**Written instruction:** Pick out and copy every line below that has the word "được".

**Exercise input:**
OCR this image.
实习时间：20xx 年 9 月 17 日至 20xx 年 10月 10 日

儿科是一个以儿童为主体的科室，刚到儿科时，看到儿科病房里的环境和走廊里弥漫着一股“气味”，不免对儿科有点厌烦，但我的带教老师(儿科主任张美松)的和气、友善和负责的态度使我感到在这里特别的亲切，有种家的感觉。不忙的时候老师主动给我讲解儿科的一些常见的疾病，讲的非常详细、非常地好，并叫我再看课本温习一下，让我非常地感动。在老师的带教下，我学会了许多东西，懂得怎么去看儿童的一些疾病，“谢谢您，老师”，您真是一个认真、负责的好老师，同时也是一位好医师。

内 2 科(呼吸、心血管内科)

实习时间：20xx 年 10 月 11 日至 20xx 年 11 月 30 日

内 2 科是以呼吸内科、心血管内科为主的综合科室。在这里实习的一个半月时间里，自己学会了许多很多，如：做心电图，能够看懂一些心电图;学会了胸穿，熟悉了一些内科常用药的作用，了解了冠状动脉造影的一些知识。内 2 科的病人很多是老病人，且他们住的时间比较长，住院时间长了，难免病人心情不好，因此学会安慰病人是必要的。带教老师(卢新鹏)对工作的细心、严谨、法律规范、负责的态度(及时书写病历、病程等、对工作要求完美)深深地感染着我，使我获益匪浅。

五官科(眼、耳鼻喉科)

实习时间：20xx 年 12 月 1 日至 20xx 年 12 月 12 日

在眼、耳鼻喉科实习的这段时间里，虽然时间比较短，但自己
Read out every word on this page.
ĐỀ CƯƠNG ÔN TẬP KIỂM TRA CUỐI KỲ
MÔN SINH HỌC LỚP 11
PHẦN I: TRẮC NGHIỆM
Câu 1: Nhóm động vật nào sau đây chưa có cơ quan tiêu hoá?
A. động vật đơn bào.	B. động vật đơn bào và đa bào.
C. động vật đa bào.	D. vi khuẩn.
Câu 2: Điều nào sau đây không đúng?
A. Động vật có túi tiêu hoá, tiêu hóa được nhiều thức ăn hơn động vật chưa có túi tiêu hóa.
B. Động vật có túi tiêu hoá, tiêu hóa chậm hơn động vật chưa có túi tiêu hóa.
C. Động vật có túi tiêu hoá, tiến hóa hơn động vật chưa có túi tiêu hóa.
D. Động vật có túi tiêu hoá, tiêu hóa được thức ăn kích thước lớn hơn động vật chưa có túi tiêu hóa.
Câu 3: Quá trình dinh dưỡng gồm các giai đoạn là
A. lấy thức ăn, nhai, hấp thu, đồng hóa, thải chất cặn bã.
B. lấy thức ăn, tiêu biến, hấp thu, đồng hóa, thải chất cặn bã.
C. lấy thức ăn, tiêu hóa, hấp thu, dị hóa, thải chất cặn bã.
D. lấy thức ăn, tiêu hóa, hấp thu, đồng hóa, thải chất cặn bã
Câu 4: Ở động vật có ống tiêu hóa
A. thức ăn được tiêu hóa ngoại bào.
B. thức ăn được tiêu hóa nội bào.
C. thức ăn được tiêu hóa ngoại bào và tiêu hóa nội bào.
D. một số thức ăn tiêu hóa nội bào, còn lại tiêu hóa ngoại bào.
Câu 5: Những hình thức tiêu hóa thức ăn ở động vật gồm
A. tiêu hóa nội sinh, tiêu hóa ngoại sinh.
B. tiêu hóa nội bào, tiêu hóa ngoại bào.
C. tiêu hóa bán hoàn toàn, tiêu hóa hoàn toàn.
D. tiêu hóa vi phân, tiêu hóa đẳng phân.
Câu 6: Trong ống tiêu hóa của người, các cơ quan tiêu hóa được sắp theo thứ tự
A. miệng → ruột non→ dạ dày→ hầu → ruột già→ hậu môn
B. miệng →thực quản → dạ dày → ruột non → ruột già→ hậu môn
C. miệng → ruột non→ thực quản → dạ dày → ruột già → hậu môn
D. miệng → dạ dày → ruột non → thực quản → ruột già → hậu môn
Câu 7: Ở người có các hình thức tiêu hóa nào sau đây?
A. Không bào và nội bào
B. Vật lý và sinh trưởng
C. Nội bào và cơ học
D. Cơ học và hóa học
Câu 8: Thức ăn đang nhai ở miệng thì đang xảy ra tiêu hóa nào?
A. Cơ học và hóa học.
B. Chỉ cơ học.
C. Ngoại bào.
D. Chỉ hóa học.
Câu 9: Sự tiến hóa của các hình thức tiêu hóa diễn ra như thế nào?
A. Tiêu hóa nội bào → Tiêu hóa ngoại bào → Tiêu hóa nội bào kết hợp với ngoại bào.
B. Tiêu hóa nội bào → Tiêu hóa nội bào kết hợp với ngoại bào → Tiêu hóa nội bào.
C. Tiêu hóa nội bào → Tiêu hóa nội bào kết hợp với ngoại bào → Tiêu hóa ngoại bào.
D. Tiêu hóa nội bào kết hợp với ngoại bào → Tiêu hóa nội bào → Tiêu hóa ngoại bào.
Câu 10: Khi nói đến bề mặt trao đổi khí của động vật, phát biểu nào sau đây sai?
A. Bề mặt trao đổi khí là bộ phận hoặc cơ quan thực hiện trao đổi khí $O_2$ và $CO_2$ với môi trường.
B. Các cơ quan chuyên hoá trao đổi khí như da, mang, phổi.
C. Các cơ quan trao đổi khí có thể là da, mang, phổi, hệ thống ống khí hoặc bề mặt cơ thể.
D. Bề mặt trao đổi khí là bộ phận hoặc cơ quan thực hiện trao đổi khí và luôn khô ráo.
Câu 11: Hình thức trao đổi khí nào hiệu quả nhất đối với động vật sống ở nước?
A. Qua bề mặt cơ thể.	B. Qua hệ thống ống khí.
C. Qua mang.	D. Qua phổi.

**Worked solution:**
A. Động vật có túi tiêu hoá, tiêu hóa được nhiều thức ăn hơn động vật chưa có túi tiêu hóa.
D. Động vật có túi tiêu hoá, tiêu hóa được thức ăn kích thước lớn hơn động vật chưa có túi tiêu hóa.
A. thức ăn được tiêu hóa ngoại bào.
B. thức ăn được tiêu hóa nội bào.
C. thức ăn được tiêu hóa ngoại bào và tiêu hóa nội bào.
Câu 6: Trong ống tiêu hóa của người, các cơ quan tiêu hóa được sắp theo thứ tự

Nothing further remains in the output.